● **Directions for this task**
Gather from the listing below each line that includes the word "distance", and copy it.

══ Provided entries

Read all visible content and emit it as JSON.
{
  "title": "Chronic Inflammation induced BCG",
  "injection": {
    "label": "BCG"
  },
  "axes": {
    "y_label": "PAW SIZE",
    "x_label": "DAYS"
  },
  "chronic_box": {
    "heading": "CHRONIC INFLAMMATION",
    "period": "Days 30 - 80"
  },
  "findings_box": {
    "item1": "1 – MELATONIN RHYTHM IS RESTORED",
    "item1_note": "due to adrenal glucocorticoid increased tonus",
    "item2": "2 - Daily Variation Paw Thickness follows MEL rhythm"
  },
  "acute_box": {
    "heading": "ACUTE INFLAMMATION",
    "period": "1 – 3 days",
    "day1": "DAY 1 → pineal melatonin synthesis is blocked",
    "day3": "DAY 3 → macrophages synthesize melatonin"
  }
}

════
══ Provided entries

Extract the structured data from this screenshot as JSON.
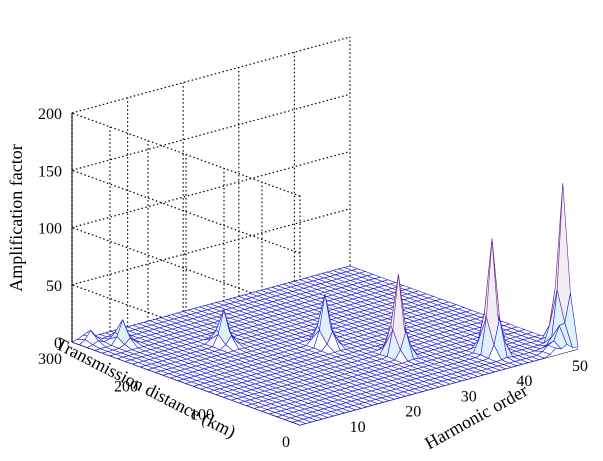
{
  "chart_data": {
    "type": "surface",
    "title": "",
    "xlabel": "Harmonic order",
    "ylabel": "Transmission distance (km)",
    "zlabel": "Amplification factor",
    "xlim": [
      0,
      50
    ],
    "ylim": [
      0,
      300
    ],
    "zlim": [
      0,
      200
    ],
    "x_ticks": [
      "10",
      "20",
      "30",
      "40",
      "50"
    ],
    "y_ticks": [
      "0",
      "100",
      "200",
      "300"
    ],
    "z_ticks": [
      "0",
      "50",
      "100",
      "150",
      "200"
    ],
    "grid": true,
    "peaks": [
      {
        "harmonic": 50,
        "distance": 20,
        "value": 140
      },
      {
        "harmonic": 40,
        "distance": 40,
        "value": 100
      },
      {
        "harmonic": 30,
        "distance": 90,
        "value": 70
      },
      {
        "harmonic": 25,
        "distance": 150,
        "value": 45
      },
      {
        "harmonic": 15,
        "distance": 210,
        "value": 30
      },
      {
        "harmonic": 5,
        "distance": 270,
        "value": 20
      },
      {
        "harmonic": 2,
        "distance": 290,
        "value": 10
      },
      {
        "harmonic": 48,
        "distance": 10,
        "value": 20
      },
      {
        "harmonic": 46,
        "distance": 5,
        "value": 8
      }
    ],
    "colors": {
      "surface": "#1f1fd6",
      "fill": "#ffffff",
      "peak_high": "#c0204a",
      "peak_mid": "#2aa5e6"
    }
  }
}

════

● **Complete response**
    "ylabel": "Transmission distance (km)",
        "distance": 20,
        "distance": 40,
        "distance": 90,
        "distance": 150,
        "distance": 210,
        "distance": 270,
        "distance": 290,
        "distance": 10,
        "distance": 5,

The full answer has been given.